### Materials provided
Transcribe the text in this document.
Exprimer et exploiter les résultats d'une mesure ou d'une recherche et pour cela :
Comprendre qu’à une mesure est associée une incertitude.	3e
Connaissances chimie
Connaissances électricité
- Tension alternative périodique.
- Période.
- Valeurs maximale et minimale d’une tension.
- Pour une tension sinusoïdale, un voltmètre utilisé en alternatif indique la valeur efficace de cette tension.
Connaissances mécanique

...

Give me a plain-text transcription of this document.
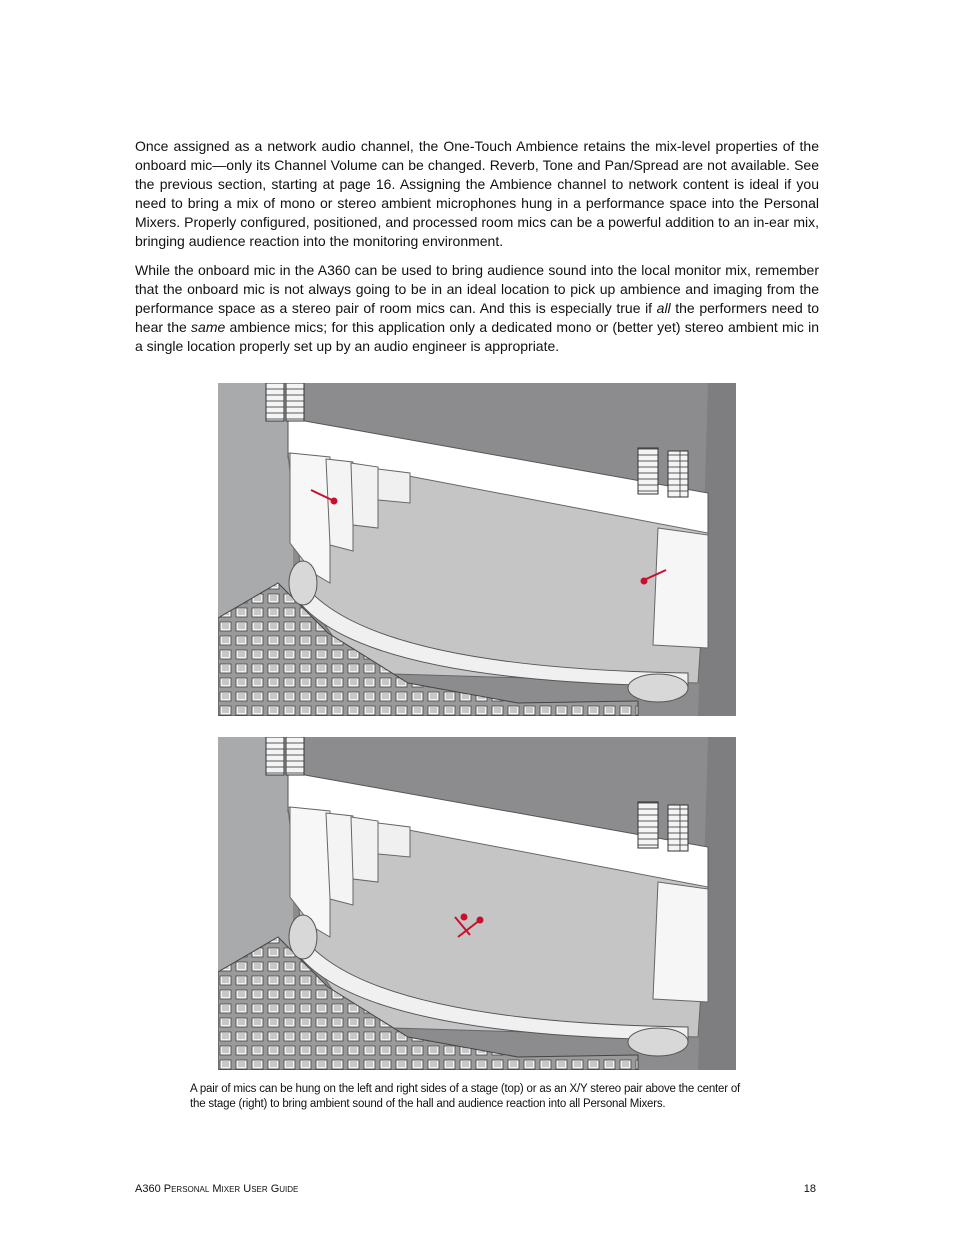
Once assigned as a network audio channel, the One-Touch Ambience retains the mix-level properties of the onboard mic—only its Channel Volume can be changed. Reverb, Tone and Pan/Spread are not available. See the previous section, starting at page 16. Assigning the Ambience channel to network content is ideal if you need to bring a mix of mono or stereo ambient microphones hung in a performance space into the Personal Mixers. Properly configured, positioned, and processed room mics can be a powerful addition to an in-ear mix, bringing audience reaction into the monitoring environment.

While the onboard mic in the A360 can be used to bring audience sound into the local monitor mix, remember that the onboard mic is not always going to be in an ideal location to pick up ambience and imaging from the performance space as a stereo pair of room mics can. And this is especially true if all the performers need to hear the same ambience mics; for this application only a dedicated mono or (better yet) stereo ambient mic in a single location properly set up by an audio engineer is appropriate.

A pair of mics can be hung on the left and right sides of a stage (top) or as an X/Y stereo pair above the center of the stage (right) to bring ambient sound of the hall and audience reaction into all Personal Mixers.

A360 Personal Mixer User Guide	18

* * *

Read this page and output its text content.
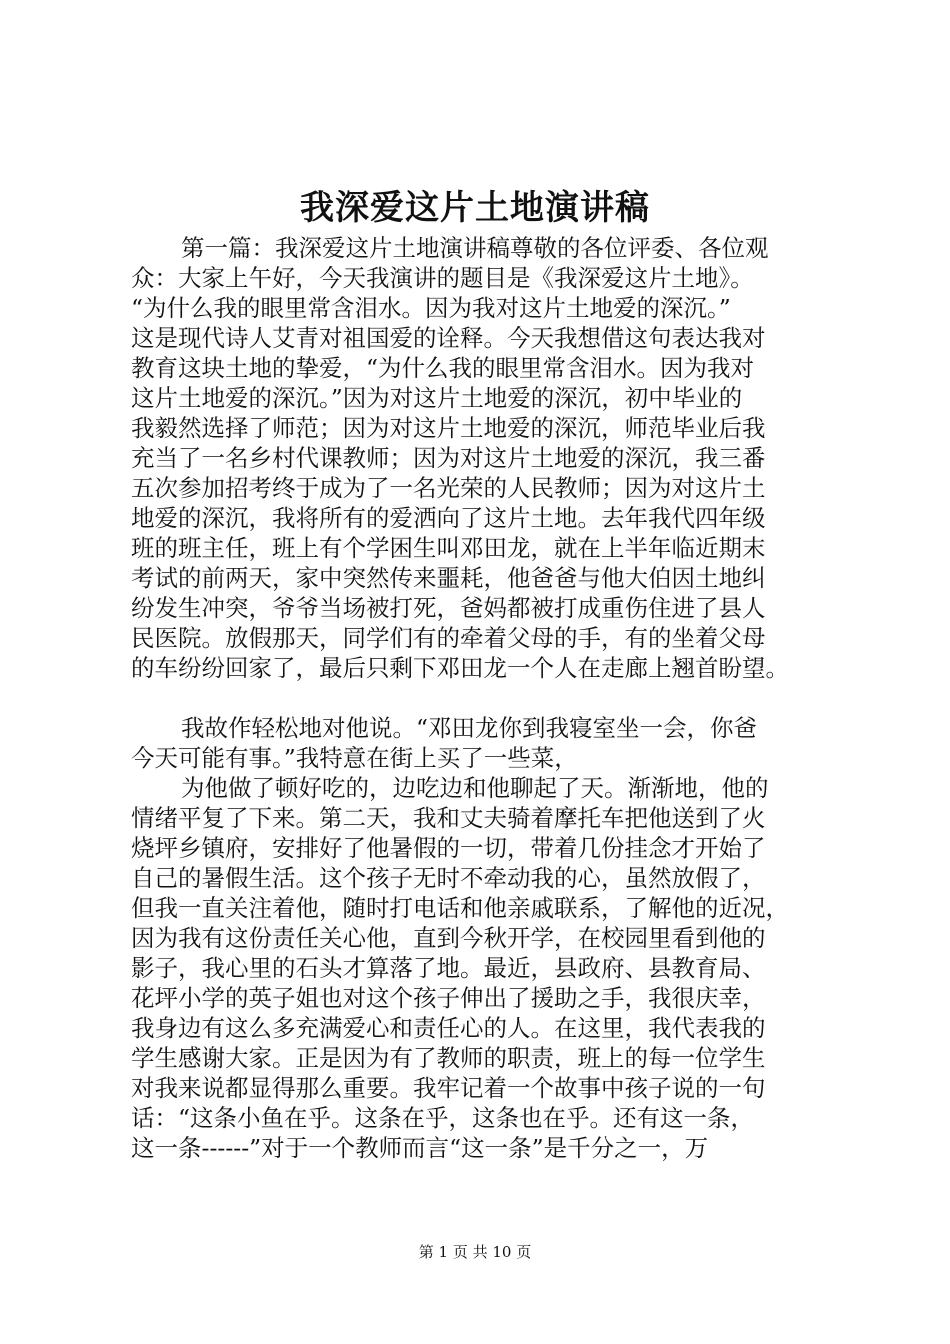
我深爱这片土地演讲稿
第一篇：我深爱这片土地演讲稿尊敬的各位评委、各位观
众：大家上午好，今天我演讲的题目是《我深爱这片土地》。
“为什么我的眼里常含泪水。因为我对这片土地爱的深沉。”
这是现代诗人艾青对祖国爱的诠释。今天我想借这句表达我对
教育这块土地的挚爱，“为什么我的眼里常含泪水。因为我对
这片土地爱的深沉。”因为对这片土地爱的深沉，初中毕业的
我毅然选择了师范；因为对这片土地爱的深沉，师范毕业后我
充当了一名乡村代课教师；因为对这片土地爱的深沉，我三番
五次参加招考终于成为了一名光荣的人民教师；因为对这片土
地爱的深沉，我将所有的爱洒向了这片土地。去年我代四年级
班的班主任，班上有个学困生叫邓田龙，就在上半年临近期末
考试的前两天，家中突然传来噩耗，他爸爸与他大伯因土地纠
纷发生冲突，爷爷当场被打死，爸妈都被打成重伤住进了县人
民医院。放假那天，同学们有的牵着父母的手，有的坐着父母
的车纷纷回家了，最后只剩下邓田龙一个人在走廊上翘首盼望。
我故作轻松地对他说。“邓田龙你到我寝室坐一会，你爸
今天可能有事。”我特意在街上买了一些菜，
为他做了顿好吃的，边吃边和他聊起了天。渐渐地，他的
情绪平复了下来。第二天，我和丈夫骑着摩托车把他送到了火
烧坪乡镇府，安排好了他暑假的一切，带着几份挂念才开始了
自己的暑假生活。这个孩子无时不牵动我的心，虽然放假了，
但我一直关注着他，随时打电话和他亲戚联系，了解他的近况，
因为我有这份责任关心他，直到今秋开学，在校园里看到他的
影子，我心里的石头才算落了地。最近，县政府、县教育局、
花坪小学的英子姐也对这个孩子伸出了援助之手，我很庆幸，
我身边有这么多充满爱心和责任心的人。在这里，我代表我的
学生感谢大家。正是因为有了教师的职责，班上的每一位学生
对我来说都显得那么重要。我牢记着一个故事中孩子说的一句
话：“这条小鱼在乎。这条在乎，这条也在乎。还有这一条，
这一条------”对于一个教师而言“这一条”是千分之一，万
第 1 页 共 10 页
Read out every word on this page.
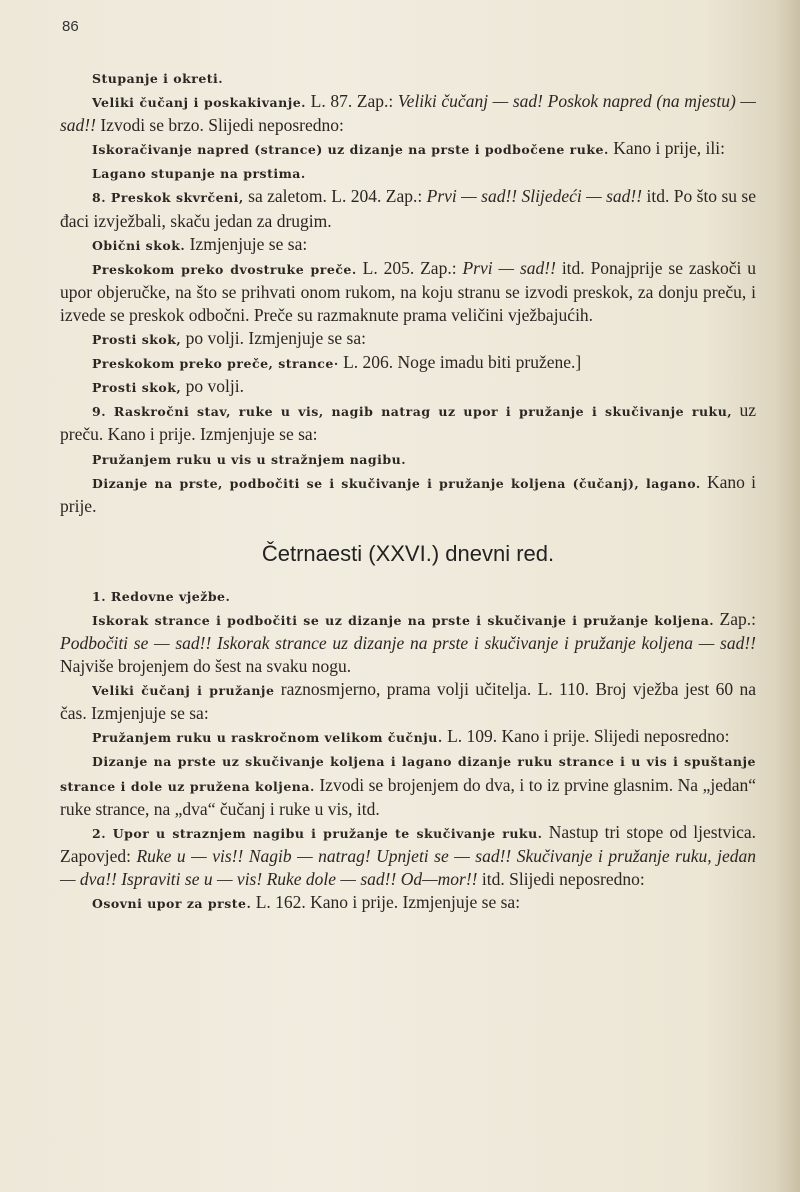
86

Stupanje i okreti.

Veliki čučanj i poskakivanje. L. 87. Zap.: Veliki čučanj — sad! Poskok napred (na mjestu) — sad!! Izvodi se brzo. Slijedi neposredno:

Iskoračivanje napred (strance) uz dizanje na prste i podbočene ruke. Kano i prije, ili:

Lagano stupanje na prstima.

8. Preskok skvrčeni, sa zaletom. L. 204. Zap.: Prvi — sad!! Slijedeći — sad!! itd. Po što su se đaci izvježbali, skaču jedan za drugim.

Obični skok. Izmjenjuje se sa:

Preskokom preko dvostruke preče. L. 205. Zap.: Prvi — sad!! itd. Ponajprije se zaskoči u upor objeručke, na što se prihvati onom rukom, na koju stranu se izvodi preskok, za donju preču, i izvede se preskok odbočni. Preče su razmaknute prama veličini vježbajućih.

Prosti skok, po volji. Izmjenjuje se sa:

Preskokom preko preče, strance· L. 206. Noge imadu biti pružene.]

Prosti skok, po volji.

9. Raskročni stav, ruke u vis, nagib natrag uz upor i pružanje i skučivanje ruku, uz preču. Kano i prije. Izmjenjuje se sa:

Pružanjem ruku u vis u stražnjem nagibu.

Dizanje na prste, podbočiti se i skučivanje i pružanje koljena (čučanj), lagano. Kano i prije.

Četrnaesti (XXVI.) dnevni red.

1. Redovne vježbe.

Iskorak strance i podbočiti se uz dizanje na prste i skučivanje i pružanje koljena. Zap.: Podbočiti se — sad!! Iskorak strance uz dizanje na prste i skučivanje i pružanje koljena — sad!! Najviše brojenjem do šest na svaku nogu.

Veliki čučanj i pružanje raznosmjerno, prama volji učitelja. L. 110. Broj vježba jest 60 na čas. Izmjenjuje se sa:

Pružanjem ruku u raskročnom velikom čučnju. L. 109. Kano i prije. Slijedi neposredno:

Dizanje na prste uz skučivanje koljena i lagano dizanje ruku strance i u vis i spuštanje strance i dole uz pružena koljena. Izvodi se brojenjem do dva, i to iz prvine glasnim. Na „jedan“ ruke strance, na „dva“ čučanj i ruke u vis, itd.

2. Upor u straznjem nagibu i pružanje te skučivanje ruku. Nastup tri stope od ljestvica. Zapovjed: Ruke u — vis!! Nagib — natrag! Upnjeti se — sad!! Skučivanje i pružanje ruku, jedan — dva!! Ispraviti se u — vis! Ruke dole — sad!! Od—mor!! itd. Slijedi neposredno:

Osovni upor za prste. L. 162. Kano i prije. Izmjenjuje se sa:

### Short exercise
In the data above, tally the lines holding "Veliki" and answer with the figure only.

### Result of this task
2